* start Records supplied *

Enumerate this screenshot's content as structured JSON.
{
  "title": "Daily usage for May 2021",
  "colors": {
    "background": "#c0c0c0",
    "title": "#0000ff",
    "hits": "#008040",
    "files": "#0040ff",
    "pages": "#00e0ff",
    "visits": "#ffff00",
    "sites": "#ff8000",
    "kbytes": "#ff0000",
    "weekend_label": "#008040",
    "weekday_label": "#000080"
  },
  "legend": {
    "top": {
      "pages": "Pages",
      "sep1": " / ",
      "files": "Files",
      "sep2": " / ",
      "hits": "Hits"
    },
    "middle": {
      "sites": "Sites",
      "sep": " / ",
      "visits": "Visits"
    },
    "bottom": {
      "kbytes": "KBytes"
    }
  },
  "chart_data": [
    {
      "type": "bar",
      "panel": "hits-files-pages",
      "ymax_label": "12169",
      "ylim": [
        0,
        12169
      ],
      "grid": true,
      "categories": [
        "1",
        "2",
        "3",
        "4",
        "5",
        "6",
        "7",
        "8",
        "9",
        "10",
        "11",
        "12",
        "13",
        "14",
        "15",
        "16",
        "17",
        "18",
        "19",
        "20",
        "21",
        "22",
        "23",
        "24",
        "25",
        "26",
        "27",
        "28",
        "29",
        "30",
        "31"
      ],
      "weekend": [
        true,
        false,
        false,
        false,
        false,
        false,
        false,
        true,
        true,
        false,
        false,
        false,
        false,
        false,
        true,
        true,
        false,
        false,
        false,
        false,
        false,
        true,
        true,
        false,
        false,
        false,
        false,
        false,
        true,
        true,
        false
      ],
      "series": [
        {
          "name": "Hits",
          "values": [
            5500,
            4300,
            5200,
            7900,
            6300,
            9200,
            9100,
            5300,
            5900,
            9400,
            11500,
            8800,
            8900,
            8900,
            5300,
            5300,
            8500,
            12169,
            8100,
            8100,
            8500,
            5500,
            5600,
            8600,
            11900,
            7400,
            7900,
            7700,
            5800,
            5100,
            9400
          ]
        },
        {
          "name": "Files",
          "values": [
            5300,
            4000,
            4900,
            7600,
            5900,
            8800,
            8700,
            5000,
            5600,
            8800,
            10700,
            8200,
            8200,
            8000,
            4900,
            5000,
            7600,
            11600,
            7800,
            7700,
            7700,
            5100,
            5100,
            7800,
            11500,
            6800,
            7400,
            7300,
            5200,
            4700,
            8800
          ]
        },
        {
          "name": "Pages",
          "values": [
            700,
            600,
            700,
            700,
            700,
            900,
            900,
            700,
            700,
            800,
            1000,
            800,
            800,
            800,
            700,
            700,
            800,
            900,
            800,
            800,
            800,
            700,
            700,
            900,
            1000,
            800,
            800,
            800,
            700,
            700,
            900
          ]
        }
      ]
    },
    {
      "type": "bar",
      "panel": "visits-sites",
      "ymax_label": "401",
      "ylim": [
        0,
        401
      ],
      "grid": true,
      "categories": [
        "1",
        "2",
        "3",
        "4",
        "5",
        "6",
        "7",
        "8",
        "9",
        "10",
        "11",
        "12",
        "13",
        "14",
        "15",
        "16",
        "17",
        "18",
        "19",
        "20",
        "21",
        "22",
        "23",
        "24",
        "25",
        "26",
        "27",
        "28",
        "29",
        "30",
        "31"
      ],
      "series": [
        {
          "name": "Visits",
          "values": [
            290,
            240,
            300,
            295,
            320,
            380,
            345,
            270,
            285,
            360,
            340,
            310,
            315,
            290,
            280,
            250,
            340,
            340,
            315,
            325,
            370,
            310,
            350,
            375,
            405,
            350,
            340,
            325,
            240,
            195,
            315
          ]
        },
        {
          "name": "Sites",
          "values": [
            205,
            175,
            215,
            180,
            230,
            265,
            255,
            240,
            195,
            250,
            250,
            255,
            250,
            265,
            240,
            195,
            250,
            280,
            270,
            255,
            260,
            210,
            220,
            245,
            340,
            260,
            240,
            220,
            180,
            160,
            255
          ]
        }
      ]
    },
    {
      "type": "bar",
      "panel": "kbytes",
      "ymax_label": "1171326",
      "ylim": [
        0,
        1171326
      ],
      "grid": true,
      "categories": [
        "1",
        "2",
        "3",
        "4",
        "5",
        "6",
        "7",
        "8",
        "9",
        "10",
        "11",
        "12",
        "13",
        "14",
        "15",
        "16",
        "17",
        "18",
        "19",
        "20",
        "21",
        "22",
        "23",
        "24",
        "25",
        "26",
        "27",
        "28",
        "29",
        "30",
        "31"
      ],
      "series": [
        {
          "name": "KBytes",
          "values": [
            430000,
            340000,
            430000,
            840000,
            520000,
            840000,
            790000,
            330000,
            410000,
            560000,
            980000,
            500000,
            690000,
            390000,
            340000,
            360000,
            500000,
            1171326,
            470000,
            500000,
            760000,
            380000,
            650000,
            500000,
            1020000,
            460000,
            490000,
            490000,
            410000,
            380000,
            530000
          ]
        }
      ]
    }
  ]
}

* end Records supplied *

> _Written request_:
Each entry above is to be printed again exactly.

> _Result of the task_:
Enumerate this screenshot's content as structured JSON.
{
  "title": "Daily usage for May 2021",
  "colors": {
    "background": "#c0c0c0",
    "title": "#0000ff",
    "hits": "#008040",
    "files": "#0040ff",
    "pages": "#00e0ff",
    "visits": "#ffff00",
    "sites": "#ff8000",
    "kbytes": "#ff0000",
    "weekend_label": "#008040",
    "weekday_label": "#000080"
  },
  "legend": {
    "top": {
      "pages": "Pages",
      "sep1": " / ",
      "files": "Files",
      "sep2": " / ",
      "hits": "Hits"
    },
    "middle": {
      "sites": "Sites",
      "sep": " / ",
      "visits": "Visits"
    },
    "bottom": {
      "kbytes": "KBytes"
    }
  },
  "chart_data": [
    {
      "type": "bar",
      "panel": "hits-files-pages",
      "ymax_label": "12169",
      "ylim": [
        0,
        12169
      ],
      "grid": true,
      "categories": [
        "1",
        "2",
        "3",
        "4",
        "5",
        "6",
        "7",
        "8",
        "9",
        "10",
        "11",
        "12",
        "13",
        "14",
        "15",
        "16",
        "17",
        "18",
        "19",
        "20",
        "21",
        "22",
        "23",
        "24",
        "25",
        "26",
        "27",
        "28",
        "29",
        "30",
        "31"
      ],
      "weekend": [
        true,
        false,
        false,
        false,
        false,
        false,
        false,
        true,
        true,
        false,
        false,
        false,
        false,
        false,
        true,
        true,
        false,
        false,
        false,
        false,
        false,
        true,
        true,
        false,
        false,
        false,
        false,
        false,
        true,
        true,
        false
      ],
      "series": [
        {
          "name": "Hits",
          "values": [
            5500,
            4300,
            5200,
            7900,
            6300,
            9200,
            9100,
            5300,
            5900,
            9400,
            11500,
            8800,
            8900,
            8900,
            5300,
            5300,
            8500,
            12169,
            8100,
            8100,
            8500,
            5500,
            5600,
            8600,
            11900,
            7400,
            7900,
            7700,
            5800,
            5100,
            9400
          ]
        },
        {
          "name": "Files",
          "values": [
            5300,
            4000,
            4900,
            7600,
            5900,
            8800,
            8700,
            5000,
            5600,
            8800,
            10700,
            8200,
            8200,
            8000,
            4900,
            5000,
            7600,
            11600,
            7800,
            7700,
            7700,
            5100,
            5100,
            7800,
            11500,
            6800,
            7400,
            7300,
            5200,
            4700,
            8800
          ]
        },
        {
          "name": "Pages",
          "values": [
            700,
            600,
            700,
            700,
            700,
            900,
            900,
            700,
            700,
            800,
            1000,
            800,
            800,
            800,
            700,
            700,
            800,
            900,
            800,
            800,
            800,
            700,
            700,
            900,
            1000,
            800,
            800,
            800,
            700,
            700,
            900
          ]
        }
      ]
    },
    {
      "type": "bar",
      "panel": "visits-sites",
      "ymax_label": "401",
      "ylim": [
        0,
        401
      ],
      "grid": true,
      "categories": [
        "1",
        "2",
        "3",
        "4",
        "5",
        "6",
        "7",
        "8",
        "9",
        "10",
        "11",
        "12",
        "13",
        "14",
        "15",
        "16",
        "17",
        "18",
        "19",
        "20",
        "21",
        "22",
        "23",
        "24",
        "25",
        "26",
        "27",
        "28",
        "29",
        "30",
        "31"
      ],
      "series": [
        {
          "name": "Visits",
          "values": [
            290,
            240,
            300,
            295,
            320,
            380,
            345,
            270,
            285,
            360,
            340,
            310,
            315,
            290,
            280,
            250,
            340,
            340,
            315,
            325,
            370,
            310,
            350,
            375,
            405,
            350,
            340,
            325,
            240,
            195,
            315
          ]
        },
        {
          "name": "Sites",
          "values": [
            205,
            175,
            215,
            180,
            230,
            265,
            255,
            240,
            195,
            250,
            250,
            255,
            250,
            265,
            240,
            195,
            250,
            280,
            270,
            255,
            260,
            210,
            220,
            245,
            340,
            260,
            240,
            220,
            180,
            160,
            255
          ]
        }
      ]
    },
    {
      "type": "bar",
      "panel": "kbytes",
      "ymax_label": "1171326",
      "ylim": [
        0,
        1171326
      ],
      "grid": true,
      "categories": [
        "1",
        "2",
        "3",
        "4",
        "5",
        "6",
        "7",
        "8",
        "9",
        "10",
        "11",
        "12",
        "13",
        "14",
        "15",
        "16",
        "17",
        "18",
        "19",
        "20",
        "21",
        "22",
        "23",
        "24",
        "25",
        "26",
        "27",
        "28",
        "29",
        "30",
        "31"
      ],
      "series": [
        {
          "name": "KBytes",
          "values": [
            430000,
            340000,
            430000,
            840000,
            520000,
            840000,
            790000,
            330000,
            410000,
            560000,
            980000,
            500000,
            690000,
            390000,
            340000,
            360000,
            500000,
            1171326,
            470000,
            500000,
            760000,
            380000,
            650000,
            500000,
            1020000,
            460000,
            490000,
            490000,
            410000,
            380000,
            530000
          ]
        }
      ]
    }
  ]
}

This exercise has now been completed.